## What the task asks
Give the material once more, word for word, without any images.

(Dataset rows)
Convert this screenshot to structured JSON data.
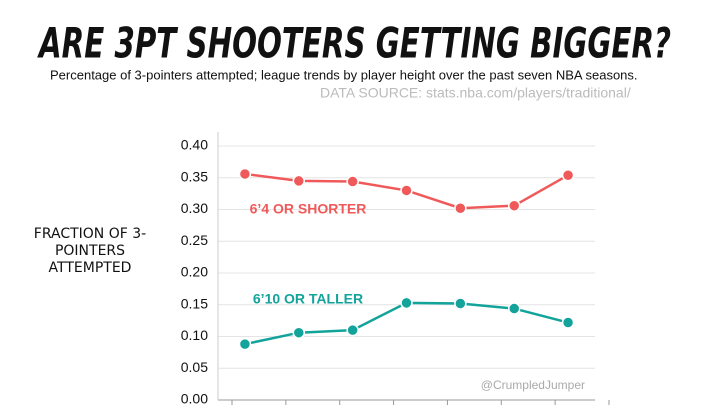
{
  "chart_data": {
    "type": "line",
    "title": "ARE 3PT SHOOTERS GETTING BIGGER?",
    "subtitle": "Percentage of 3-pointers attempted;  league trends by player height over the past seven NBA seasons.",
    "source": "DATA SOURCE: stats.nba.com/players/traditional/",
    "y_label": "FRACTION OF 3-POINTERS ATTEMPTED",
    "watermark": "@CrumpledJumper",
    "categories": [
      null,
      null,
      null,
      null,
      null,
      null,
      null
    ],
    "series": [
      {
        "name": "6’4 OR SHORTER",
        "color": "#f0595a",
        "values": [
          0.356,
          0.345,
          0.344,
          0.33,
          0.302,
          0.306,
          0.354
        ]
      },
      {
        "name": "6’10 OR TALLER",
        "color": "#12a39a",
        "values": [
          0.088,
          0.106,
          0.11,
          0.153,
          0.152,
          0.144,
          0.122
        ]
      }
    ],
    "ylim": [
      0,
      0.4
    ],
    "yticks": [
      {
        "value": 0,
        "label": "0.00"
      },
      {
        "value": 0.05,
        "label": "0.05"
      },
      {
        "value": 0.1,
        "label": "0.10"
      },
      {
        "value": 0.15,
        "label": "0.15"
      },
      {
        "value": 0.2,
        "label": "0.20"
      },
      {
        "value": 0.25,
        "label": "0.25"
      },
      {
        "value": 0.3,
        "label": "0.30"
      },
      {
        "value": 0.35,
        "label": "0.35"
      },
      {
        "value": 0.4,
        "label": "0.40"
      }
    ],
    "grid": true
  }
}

## Finished task
Convert this screenshot to structured JSON data.
{
  "chart_data": {
    "type": "line",
    "title": "ARE 3PT SHOOTERS GETTING BIGGER?",
    "subtitle": "Percentage of 3-pointers attempted;  league trends by player height over the past seven NBA seasons.",
    "source": "DATA SOURCE: stats.nba.com/players/traditional/",
    "y_label": "FRACTION OF 3-POINTERS ATTEMPTED",
    "watermark": "@CrumpledJumper",
    "categories": [
      null,
      null,
      null,
      null,
      null,
      null,
      null
    ],
    "series": [
      {
        "name": "6’4 OR SHORTER",
        "color": "#f0595a",
        "values": [
          0.356,
          0.345,
          0.344,
          0.33,
          0.302,
          0.306,
          0.354
        ]
      },
      {
        "name": "6’10 OR TALLER",
        "color": "#12a39a",
        "values": [
          0.088,
          0.106,
          0.11,
          0.153,
          0.152,
          0.144,
          0.122
        ]
      }
    ],
    "ylim": [
      0,
      0.4
    ],
    "yticks": [
      {
        "value": 0,
        "label": "0.00"
      },
      {
        "value": 0.05,
        "label": "0.05"
      },
      {
        "value": 0.1,
        "label": "0.10"
      },
      {
        "value": 0.15,
        "label": "0.15"
      },
      {
        "value": 0.2,
        "label": "0.20"
      },
      {
        "value": 0.25,
        "label": "0.25"
      },
      {
        "value": 0.3,
        "label": "0.30"
      },
      {
        "value": 0.35,
        "label": "0.35"
      },
      {
        "value": 0.4,
        "label": "0.40"
      }
    ],
    "grid": true
  }
}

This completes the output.